_Your goal:_
Output every line below without omitting or altering anything.

_Stored data:_
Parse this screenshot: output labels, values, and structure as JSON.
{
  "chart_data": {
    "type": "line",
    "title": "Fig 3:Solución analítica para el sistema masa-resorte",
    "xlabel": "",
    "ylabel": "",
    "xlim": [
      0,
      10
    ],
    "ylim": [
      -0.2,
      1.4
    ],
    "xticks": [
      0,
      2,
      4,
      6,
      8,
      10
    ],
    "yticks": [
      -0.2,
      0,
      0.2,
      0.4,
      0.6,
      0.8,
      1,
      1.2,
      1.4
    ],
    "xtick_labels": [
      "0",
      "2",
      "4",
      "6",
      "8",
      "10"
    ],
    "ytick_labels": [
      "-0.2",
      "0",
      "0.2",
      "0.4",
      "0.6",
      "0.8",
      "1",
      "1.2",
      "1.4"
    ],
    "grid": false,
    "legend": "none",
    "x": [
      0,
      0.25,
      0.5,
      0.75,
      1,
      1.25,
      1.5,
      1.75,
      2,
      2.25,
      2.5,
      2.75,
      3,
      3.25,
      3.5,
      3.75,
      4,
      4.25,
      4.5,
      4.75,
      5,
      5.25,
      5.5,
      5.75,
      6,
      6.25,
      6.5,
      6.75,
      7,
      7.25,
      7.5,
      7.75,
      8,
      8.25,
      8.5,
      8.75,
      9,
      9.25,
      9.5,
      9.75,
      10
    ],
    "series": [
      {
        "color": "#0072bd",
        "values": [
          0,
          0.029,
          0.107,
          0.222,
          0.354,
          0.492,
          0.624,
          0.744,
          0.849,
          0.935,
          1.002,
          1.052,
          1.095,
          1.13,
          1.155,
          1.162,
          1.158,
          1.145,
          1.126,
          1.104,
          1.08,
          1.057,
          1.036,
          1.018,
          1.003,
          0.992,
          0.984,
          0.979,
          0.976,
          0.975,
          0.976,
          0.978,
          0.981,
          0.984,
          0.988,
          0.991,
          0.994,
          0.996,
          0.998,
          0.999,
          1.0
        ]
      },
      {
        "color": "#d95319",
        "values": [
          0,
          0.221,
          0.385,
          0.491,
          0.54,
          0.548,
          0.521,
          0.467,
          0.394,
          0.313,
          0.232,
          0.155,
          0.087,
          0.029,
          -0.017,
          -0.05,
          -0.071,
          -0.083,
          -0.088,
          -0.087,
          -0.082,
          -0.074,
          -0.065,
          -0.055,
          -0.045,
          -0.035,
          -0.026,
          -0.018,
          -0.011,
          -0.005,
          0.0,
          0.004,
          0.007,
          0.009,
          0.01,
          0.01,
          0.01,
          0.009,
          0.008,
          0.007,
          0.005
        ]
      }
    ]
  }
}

_Answer to this task:_
Parse this screenshot: output labels, values, and structure as JSON.
{
  "chart_data": {
    "type": "line",
    "title": "Fig 3:Solución analítica para el sistema masa-resorte",
    "xlabel": "",
    "ylabel": "",
    "xlim": [
      0,
      10
    ],
    "ylim": [
      -0.2,
      1.4
    ],
    "xticks": [
      0,
      2,
      4,
      6,
      8,
      10
    ],
    "yticks": [
      -0.2,
      0,
      0.2,
      0.4,
      0.6,
      0.8,
      1,
      1.2,
      1.4
    ],
    "xtick_labels": [
      "0",
      "2",
      "4",
      "6",
      "8",
      "10"
    ],
    "ytick_labels": [
      "-0.2",
      "0",
      "0.2",
      "0.4",
      "0.6",
      "0.8",
      "1",
      "1.2",
      "1.4"
    ],
    "grid": false,
    "legend": "none",
    "x": [
      0,
      0.25,
      0.5,
      0.75,
      1,
      1.25,
      1.5,
      1.75,
      2,
      2.25,
      2.5,
      2.75,
      3,
      3.25,
      3.5,
      3.75,
      4,
      4.25,
      4.5,
      4.75,
      5,
      5.25,
      5.5,
      5.75,
      6,
      6.25,
      6.5,
      6.75,
      7,
      7.25,
      7.5,
      7.75,
      8,
      8.25,
      8.5,
      8.75,
      9,
      9.25,
      9.5,
      9.75,
      10
    ],
    "series": [
      {
        "color": "#0072bd",
        "values": [
          0,
          0.029,
          0.107,
          0.222,
          0.354,
          0.492,
          0.624,
          0.744,
          0.849,
          0.935,
          1.002,
          1.052,
          1.095,
          1.13,
          1.155,
          1.162,
          1.158,
          1.145,
          1.126,
          1.104,
          1.08,
          1.057,
          1.036,
          1.018,
          1.003,
          0.992,
          0.984,
          0.979,
          0.976,
          0.975,
          0.976,
          0.978,
          0.981,
          0.984,
          0.988,
          0.991,
          0.994,
          0.996,
          0.998,
          0.999,
          1.0
        ]
      },
      {
        "color": "#d95319",
        "values": [
          0,
          0.221,
          0.385,
          0.491,
          0.54,
          0.548,
          0.521,
          0.467,
          0.394,
          0.313,
          0.232,
          0.155,
          0.087,
          0.029,
          -0.017,
          -0.05,
          -0.071,
          -0.083,
          -0.088,
          -0.087,
          -0.082,
          -0.074,
          -0.065,
          -0.055,
          -0.045,
          -0.035,
          -0.026,
          -0.018,
          -0.011,
          -0.005,
          0.0,
          0.004,
          0.007,
          0.009,
          0.01,
          0.01,
          0.01,
          0.009,
          0.008,
          0.007,
          0.005
        ]
      }
    ]
  }
}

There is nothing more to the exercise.